Source records:
+---+

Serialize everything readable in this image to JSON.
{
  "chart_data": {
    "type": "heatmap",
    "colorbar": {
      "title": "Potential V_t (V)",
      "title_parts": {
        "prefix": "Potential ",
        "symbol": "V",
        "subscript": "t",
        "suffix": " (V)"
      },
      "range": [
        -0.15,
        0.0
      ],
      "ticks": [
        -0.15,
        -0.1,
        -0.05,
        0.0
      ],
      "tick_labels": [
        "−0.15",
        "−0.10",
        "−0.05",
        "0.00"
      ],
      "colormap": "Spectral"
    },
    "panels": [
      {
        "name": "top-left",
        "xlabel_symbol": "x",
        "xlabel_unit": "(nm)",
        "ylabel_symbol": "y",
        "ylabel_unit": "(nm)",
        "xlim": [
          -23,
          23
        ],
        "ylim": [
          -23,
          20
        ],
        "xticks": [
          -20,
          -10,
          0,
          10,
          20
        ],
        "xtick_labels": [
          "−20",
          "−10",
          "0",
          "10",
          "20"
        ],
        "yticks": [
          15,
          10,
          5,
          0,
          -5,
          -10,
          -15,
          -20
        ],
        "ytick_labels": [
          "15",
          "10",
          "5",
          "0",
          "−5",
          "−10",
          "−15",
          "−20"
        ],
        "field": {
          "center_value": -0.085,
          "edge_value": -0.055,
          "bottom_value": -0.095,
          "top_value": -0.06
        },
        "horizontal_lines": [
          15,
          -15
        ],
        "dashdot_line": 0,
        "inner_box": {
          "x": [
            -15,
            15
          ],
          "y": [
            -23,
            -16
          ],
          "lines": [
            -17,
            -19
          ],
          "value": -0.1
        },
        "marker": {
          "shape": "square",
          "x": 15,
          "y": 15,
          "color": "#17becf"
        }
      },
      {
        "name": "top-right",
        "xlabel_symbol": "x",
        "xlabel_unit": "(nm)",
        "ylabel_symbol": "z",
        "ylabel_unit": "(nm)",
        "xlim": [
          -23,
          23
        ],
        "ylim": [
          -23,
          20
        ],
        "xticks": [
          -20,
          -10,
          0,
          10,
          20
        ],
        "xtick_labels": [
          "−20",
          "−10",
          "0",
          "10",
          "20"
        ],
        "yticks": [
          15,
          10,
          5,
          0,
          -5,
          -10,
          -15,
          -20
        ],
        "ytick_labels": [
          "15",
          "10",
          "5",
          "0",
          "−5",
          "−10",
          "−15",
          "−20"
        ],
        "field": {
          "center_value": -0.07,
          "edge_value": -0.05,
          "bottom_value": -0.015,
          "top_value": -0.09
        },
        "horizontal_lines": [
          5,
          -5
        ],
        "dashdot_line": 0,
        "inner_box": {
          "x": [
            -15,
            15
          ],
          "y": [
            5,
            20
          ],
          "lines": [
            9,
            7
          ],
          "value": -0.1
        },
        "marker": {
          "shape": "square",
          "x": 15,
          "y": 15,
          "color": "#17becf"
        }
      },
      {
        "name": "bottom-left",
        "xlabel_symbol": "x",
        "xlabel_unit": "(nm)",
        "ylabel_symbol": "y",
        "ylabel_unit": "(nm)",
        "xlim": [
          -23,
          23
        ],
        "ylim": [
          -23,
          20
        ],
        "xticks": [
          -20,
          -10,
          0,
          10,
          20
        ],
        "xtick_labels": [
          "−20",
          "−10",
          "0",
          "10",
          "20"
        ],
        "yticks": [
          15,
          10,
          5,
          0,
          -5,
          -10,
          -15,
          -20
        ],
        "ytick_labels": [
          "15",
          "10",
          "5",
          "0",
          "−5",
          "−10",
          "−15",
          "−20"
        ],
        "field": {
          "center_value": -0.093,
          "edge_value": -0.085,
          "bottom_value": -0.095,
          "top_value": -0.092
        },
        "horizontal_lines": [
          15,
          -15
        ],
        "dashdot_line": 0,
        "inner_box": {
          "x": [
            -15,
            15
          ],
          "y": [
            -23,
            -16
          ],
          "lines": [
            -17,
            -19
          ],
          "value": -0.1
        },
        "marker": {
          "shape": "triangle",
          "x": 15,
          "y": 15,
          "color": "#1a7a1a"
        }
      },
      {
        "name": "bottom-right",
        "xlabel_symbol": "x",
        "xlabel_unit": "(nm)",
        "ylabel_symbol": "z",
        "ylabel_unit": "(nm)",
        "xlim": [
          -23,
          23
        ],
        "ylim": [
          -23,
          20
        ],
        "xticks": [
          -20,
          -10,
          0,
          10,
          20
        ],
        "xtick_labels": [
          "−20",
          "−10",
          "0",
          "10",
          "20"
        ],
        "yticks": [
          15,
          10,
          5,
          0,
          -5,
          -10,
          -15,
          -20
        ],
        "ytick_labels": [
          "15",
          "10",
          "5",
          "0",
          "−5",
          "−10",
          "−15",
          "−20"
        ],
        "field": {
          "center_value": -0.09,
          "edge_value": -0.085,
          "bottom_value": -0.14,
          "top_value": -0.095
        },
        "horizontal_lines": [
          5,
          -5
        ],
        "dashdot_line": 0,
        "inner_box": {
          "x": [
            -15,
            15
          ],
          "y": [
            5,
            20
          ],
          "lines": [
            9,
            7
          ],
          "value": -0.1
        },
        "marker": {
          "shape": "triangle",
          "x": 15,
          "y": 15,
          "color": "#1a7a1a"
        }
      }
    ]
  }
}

+---+

Do this: From the first line to the last, please quote the material above exactly.

Output below:
Serialize everything readable in this image to JSON.
{
  "chart_data": {
    "type": "heatmap",
    "colorbar": {
      "title": "Potential V_t (V)",
      "title_parts": {
        "prefix": "Potential ",
        "symbol": "V",
        "subscript": "t",
        "suffix": " (V)"
      },
      "range": [
        -0.15,
        0.0
      ],
      "ticks": [
        -0.15,
        -0.1,
        -0.05,
        0.0
      ],
      "tick_labels": [
        "−0.15",
        "−0.10",
        "−0.05",
        "0.00"
      ],
      "colormap": "Spectral"
    },
    "panels": [
      {
        "name": "top-left",
        "xlabel_symbol": "x",
        "xlabel_unit": "(nm)",
        "ylabel_symbol": "y",
        "ylabel_unit": "(nm)",
        "xlim": [
          -23,
          23
        ],
        "ylim": [
          -23,
          20
        ],
        "xticks": [
          -20,
          -10,
          0,
          10,
          20
        ],
        "xtick_labels": [
          "−20",
          "−10",
          "0",
          "10",
          "20"
        ],
        "yticks": [
          15,
          10,
          5,
          0,
          -5,
          -10,
          -15,
          -20
        ],
        "ytick_labels": [
          "15",
          "10",
          "5",
          "0",
          "−5",
          "−10",
          "−15",
          "−20"
        ],
        "field": {
          "center_value": -0.085,
          "edge_value": -0.055,
          "bottom_value": -0.095,
          "top_value": -0.06
        },
        "horizontal_lines": [
          15,
          -15
        ],
        "dashdot_line": 0,
        "inner_box": {
          "x": [
            -15,
            15
          ],
          "y": [
            -23,
            -16
          ],
          "lines": [
            -17,
            -19
          ],
          "value": -0.1
        },
        "marker": {
          "shape": "square",
          "x": 15,
          "y": 15,
          "color": "#17becf"
        }
      },
      {
        "name": "top-right",
        "xlabel_symbol": "x",
        "xlabel_unit": "(nm)",
        "ylabel_symbol": "z",
        "ylabel_unit": "(nm)",
        "xlim": [
          -23,
          23
        ],
        "ylim": [
          -23,
          20
        ],
        "xticks": [
          -20,
          -10,
          0,
          10,
          20
        ],
        "xtick_labels": [
          "−20",
          "−10",
          "0",
          "10",
          "20"
        ],
        "yticks": [
          15,
          10,
          5,
          0,
          -5,
          -10,
          -15,
          -20
        ],
        "ytick_labels": [
          "15",
          "10",
          "5",
          "0",
          "−5",
          "−10",
          "−15",
          "−20"
        ],
        "field": {
          "center_value": -0.07,
          "edge_value": -0.05,
          "bottom_value": -0.015,
          "top_value": -0.09
        },
        "horizontal_lines": [
          5,
          -5
        ],
        "dashdot_line": 0,
        "inner_box": {
          "x": [
            -15,
            15
          ],
          "y": [
            5,
            20
          ],
          "lines": [
            9,
            7
          ],
          "value": -0.1
        },
        "marker": {
          "shape": "square",
          "x": 15,
          "y": 15,
          "color": "#17becf"
        }
      },
      {
        "name": "bottom-left",
        "xlabel_symbol": "x",
        "xlabel_unit": "(nm)",
        "ylabel_symbol": "y",
        "ylabel_unit": "(nm)",
        "xlim": [
          -23,
          23
        ],
        "ylim": [
          -23,
          20
        ],
        "xticks": [
          -20,
          -10,
          0,
          10,
          20
        ],
        "xtick_labels": [
          "−20",
          "−10",
          "0",
          "10",
          "20"
        ],
        "yticks": [
          15,
          10,
          5,
          0,
          -5,
          -10,
          -15,
          -20
        ],
        "ytick_labels": [
          "15",
          "10",
          "5",
          "0",
          "−5",
          "−10",
          "−15",
          "−20"
        ],
        "field": {
          "center_value": -0.093,
          "edge_value": -0.085,
          "bottom_value": -0.095,
          "top_value": -0.092
        },
        "horizontal_lines": [
          15,
          -15
        ],
        "dashdot_line": 0,
        "inner_box": {
          "x": [
            -15,
            15
          ],
          "y": [
            -23,
            -16
          ],
          "lines": [
            -17,
            -19
          ],
          "value": -0.1
        },
        "marker": {
          "shape": "triangle",
          "x": 15,
          "y": 15,
          "color": "#1a7a1a"
        }
      },
      {
        "name": "bottom-right",
        "xlabel_symbol": "x",
        "xlabel_unit": "(nm)",
        "ylabel_symbol": "z",
        "ylabel_unit": "(nm)",
        "xlim": [
          -23,
          23
        ],
        "ylim": [
          -23,
          20
        ],
        "xticks": [
          -20,
          -10,
          0,
          10,
          20
        ],
        "xtick_labels": [
          "−20",
          "−10",
          "0",
          "10",
          "20"
        ],
        "yticks": [
          15,
          10,
          5,
          0,
          -5,
          -10,
          -15,
          -20
        ],
        "ytick_labels": [
          "15",
          "10",
          "5",
          "0",
          "−5",
          "−10",
          "−15",
          "−20"
        ],
        "field": {
          "center_value": -0.09,
          "edge_value": -0.085,
          "bottom_value": -0.14,
          "top_value": -0.095
        },
        "horizontal_lines": [
          5,
          -5
        ],
        "dashdot_line": 0,
        "inner_box": {
          "x": [
            -15,
            15
          ],
          "y": [
            5,
            20
          ],
          "lines": [
            9,
            7
          ],
          "value": -0.1
        },
        "marker": {
          "shape": "triangle",
          "x": 15,
          "y": 15,
          "color": "#1a7a1a"
        }
      }
    ]
  }
}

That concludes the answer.